(Dataset listings of figures)
----------------
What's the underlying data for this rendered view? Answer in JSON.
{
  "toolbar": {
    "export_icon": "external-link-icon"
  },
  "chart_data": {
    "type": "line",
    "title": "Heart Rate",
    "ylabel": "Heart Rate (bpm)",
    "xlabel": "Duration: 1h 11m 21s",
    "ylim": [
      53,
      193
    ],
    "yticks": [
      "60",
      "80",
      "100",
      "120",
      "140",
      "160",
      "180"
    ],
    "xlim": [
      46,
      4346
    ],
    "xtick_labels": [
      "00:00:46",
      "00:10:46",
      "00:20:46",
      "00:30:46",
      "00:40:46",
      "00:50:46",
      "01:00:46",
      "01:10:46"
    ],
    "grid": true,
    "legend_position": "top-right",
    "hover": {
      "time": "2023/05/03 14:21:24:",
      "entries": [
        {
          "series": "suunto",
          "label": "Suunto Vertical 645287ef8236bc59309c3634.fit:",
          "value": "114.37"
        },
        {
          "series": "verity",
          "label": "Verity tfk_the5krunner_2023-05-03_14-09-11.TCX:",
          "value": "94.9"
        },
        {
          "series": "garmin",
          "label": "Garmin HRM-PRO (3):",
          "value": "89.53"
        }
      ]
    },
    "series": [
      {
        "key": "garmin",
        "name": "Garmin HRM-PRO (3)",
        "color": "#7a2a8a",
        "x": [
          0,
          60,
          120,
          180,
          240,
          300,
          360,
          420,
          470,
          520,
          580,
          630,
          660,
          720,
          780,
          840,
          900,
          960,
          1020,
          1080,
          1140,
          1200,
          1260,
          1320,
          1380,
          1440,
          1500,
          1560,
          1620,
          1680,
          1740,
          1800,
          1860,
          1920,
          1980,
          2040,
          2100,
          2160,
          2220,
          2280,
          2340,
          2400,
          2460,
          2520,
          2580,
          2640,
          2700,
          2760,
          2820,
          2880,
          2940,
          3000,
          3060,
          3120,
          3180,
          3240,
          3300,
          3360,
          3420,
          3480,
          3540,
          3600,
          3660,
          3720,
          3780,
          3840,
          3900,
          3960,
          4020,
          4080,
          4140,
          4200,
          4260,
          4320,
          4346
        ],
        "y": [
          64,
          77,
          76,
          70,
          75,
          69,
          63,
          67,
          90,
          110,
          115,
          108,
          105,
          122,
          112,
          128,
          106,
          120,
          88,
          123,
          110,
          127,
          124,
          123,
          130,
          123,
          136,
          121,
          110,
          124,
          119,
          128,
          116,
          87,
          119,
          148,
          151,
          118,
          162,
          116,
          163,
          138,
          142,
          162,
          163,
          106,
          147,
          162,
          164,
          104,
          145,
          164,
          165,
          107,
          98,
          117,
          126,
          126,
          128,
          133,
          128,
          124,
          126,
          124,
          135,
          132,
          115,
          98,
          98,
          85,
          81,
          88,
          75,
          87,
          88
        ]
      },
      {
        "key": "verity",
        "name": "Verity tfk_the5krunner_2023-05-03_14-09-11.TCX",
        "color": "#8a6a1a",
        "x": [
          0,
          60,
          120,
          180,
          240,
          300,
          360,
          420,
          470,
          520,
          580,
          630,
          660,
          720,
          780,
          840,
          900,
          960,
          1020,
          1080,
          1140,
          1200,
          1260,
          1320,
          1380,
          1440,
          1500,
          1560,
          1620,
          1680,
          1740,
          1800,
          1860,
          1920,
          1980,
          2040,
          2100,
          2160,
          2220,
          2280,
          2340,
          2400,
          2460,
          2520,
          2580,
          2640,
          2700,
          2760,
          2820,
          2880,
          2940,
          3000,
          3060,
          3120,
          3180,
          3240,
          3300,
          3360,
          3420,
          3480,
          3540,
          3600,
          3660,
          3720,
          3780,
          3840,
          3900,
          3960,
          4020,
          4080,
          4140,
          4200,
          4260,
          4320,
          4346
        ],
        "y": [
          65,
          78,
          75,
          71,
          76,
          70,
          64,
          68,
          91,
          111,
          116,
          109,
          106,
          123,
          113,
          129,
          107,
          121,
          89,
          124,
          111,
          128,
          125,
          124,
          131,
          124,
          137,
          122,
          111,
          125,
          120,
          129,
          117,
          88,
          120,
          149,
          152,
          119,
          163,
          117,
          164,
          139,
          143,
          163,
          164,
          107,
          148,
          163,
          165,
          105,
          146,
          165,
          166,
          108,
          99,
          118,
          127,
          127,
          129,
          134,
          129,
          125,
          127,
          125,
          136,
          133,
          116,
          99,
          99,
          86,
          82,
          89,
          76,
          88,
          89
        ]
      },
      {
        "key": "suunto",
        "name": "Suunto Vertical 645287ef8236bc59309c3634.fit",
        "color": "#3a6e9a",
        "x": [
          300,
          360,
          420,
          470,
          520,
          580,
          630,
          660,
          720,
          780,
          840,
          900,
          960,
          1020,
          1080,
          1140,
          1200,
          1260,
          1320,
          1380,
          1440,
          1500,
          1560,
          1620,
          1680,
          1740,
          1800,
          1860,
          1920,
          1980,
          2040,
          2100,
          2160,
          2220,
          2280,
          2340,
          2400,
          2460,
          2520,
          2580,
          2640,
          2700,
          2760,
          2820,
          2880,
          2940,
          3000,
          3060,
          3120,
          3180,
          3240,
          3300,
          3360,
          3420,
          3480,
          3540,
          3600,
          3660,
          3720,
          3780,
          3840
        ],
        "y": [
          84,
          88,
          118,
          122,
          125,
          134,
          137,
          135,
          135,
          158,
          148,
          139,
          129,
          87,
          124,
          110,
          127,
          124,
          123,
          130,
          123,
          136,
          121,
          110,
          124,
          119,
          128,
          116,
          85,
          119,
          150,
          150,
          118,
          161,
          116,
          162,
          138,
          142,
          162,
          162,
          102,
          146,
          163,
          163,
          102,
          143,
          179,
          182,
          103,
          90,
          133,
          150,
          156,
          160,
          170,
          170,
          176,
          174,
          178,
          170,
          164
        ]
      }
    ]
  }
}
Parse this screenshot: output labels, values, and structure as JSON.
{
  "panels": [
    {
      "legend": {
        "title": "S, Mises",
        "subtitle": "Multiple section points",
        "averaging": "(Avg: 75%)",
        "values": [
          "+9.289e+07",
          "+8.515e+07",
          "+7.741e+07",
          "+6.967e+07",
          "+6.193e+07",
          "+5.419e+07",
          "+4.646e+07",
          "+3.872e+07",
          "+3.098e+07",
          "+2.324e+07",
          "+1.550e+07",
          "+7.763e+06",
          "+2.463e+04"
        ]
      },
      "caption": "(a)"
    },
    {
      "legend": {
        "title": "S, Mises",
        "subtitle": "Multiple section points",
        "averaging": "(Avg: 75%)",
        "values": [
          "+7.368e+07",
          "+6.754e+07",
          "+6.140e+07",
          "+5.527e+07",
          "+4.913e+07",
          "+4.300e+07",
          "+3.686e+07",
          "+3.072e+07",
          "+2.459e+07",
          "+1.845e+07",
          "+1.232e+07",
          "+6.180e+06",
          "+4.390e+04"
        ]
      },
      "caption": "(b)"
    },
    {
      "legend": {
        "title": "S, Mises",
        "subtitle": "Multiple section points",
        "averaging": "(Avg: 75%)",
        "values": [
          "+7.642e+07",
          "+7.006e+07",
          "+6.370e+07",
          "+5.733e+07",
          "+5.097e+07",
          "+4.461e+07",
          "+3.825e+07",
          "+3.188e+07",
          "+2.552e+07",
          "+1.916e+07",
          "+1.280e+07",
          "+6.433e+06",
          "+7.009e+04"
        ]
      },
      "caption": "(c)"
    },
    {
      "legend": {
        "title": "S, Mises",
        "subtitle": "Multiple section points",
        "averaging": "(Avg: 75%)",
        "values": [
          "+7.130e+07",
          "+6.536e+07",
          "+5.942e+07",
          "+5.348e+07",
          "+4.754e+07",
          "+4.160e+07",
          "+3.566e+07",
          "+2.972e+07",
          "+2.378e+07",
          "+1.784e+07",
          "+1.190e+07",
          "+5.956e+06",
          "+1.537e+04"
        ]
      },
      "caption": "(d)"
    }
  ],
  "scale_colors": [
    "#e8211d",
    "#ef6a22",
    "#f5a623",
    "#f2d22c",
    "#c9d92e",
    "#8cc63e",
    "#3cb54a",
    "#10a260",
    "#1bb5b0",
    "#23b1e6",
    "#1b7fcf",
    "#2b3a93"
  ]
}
----------------
What the exercise asks |
Return all the lines that contain the string "Vertical".

Exercise answer |
          "label": "Suunto Vertical 645287ef8236bc59309c3634.fit:",
        "name": "Suunto Vertical 645287ef8236bc59309c3634.fit",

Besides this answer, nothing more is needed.